What the task requires
In the material below, find each line holding the string "this" and copy it.

#####

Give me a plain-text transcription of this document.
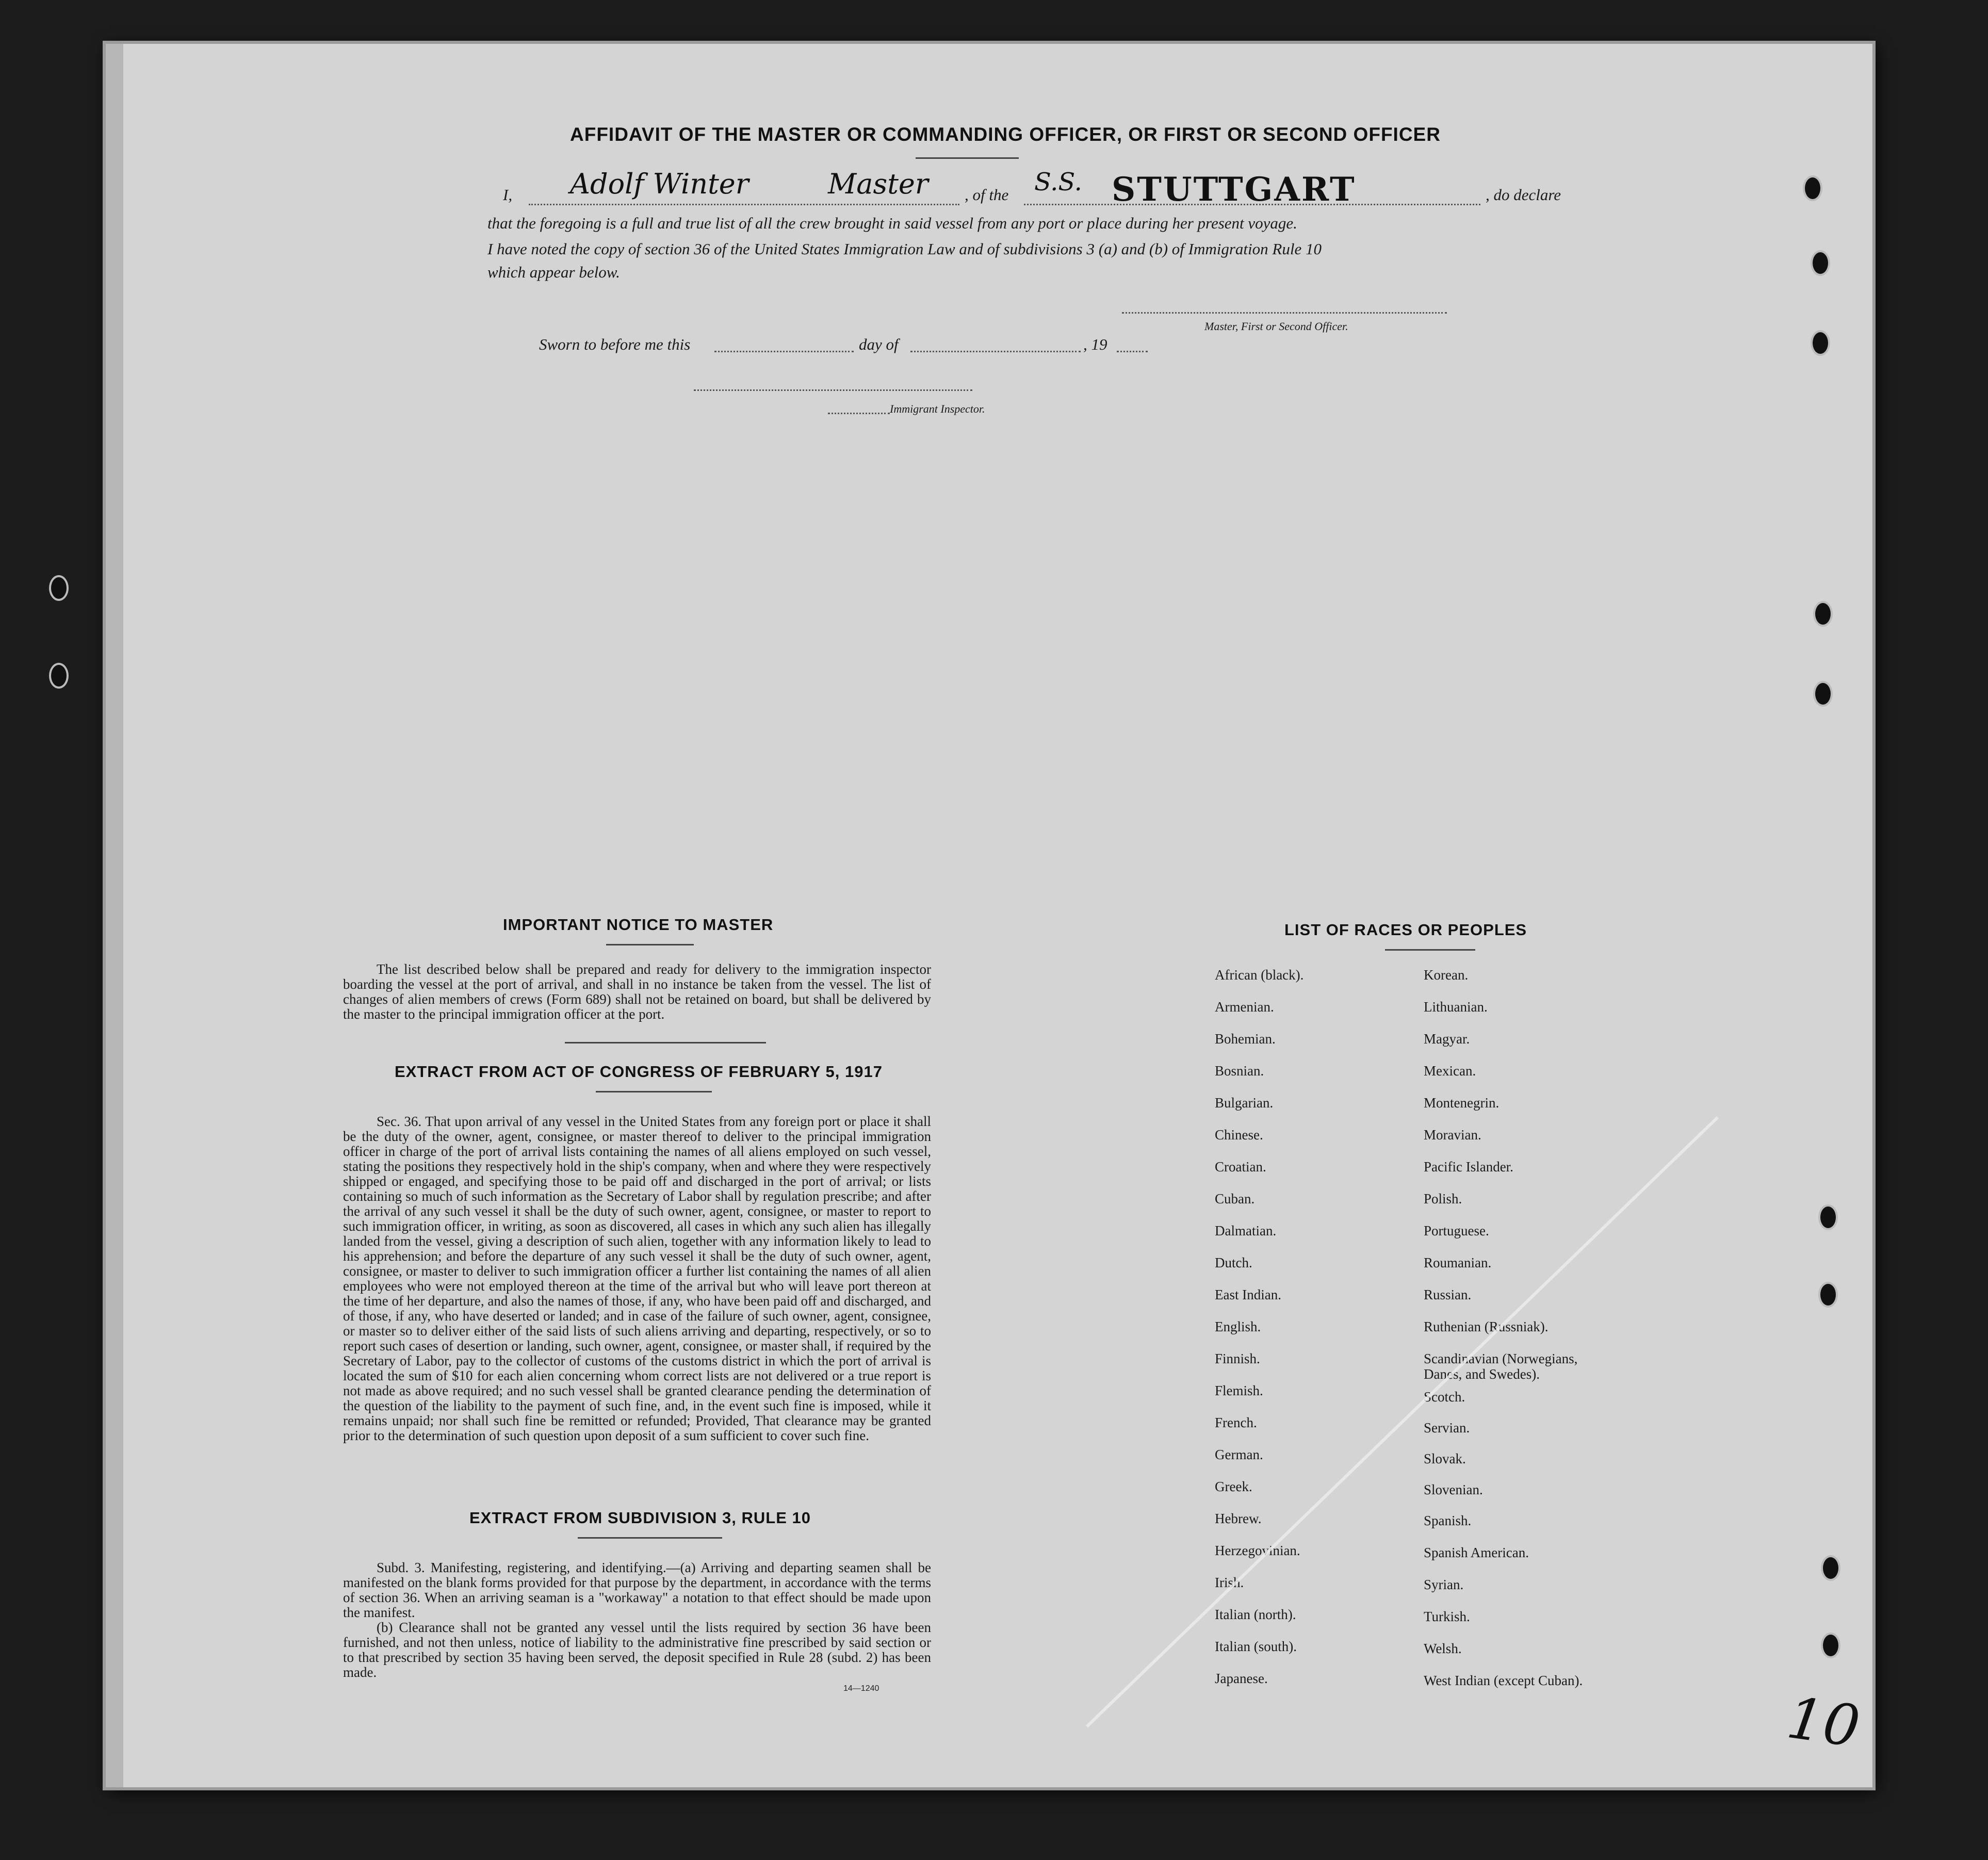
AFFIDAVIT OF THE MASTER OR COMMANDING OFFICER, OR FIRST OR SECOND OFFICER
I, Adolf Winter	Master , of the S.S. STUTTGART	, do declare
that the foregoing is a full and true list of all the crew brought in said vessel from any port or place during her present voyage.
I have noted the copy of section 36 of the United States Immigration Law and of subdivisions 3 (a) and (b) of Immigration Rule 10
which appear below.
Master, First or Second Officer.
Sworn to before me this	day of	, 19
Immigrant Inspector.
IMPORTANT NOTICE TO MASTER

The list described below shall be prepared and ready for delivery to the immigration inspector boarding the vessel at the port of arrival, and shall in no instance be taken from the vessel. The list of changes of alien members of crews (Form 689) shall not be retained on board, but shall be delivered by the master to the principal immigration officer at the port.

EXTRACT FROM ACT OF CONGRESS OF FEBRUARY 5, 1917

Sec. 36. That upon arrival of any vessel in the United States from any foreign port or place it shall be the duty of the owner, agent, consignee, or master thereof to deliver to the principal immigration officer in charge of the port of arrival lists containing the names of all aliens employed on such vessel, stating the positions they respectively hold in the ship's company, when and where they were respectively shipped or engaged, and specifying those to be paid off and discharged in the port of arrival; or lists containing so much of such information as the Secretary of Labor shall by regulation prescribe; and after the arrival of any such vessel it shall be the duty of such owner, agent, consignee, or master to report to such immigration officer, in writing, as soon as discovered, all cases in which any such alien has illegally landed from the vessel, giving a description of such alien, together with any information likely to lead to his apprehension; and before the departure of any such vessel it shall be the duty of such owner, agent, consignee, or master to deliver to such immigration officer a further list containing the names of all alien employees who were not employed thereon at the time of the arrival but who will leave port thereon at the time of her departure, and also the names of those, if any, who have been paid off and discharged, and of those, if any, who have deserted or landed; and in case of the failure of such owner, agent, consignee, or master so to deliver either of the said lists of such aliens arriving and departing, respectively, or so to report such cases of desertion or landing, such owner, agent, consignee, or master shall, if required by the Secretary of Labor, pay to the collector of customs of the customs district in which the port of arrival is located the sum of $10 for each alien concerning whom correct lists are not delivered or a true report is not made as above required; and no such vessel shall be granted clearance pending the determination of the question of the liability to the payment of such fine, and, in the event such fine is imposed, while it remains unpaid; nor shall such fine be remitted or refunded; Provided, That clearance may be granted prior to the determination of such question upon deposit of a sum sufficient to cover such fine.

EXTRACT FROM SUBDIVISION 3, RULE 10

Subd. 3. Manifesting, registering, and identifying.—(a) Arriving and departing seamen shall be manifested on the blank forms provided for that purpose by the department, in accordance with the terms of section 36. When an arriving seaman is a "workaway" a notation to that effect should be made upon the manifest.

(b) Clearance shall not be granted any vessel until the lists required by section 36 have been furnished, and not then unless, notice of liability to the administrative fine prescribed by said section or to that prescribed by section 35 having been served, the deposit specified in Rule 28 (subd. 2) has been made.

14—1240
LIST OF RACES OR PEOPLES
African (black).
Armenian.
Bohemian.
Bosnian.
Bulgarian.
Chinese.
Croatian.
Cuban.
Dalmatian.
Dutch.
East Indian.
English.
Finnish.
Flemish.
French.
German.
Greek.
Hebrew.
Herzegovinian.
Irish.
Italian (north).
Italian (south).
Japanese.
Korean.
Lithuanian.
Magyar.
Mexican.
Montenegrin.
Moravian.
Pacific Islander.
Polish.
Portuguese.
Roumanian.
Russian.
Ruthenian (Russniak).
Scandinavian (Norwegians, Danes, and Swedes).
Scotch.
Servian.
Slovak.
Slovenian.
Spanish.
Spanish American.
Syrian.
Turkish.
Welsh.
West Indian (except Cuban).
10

#####

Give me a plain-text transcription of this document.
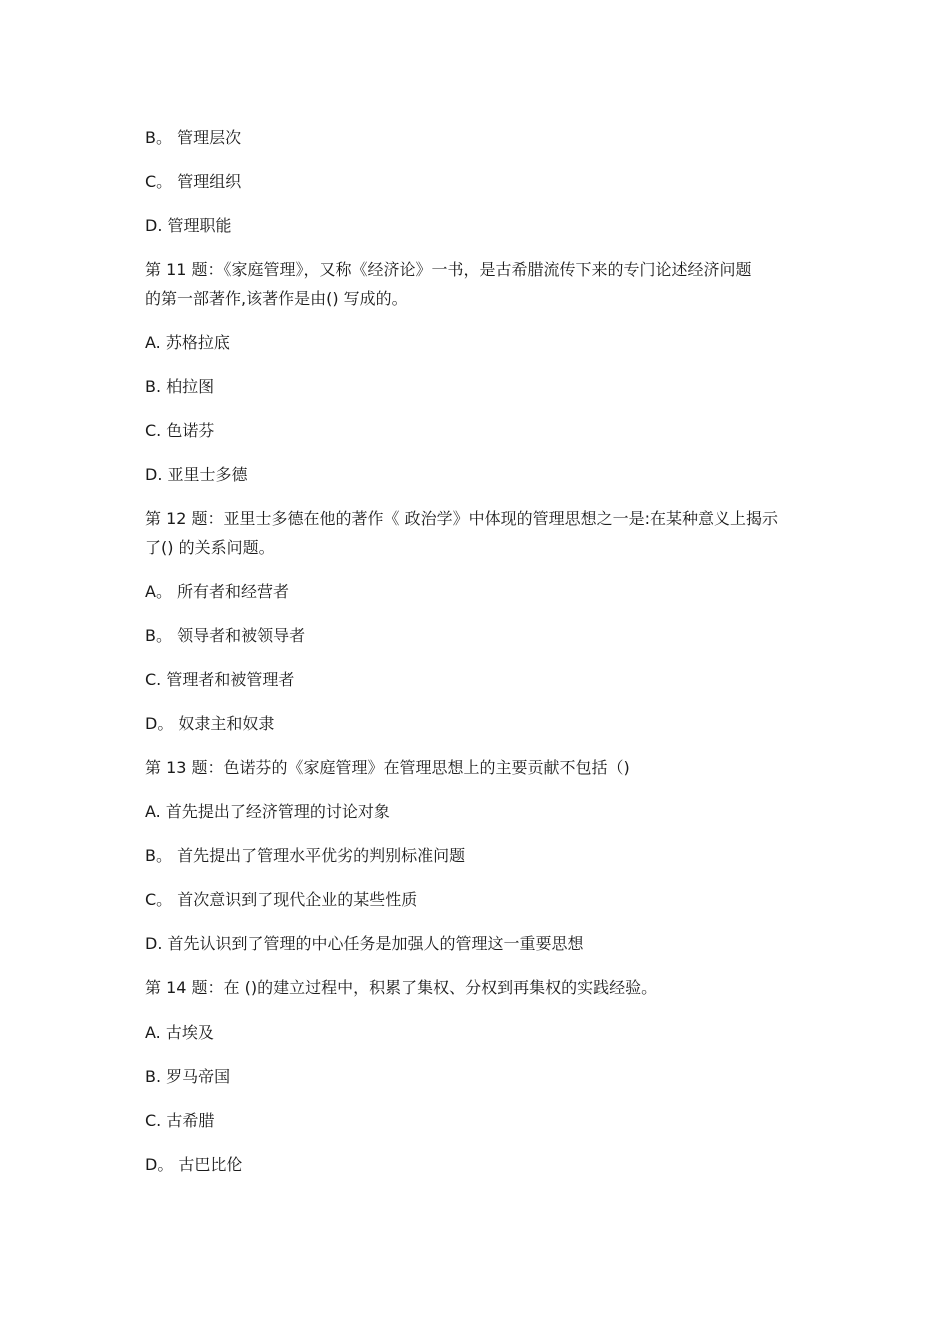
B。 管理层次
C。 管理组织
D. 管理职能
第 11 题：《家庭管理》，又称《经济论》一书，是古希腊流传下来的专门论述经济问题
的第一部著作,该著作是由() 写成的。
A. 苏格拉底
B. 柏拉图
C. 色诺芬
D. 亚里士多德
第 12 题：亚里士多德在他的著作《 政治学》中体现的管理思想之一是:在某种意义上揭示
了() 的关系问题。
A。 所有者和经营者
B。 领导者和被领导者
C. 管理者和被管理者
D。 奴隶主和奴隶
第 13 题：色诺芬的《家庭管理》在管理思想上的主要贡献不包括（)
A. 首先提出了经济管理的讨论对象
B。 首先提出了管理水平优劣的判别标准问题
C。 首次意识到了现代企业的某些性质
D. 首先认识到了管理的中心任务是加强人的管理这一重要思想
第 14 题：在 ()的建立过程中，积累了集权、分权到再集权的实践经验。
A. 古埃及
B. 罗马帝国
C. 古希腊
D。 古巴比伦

#####

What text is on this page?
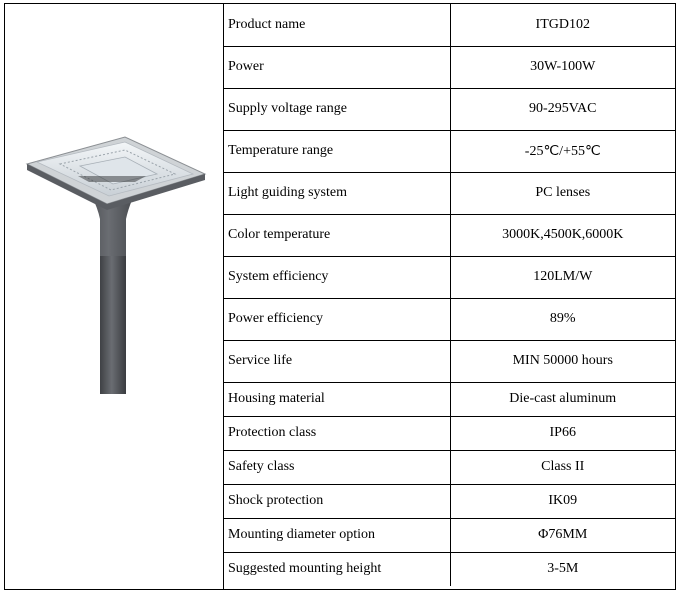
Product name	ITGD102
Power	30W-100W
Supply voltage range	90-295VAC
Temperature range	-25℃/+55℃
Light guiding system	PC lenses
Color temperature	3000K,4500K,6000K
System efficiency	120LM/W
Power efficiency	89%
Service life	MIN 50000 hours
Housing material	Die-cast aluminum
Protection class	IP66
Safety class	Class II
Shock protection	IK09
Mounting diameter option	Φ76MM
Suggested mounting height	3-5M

#####

Result
Give me a plain-text transcription of this document.
Sworn to before me this	day of	, 19
Give me a plain-text transcription of this document.
What text is on this page?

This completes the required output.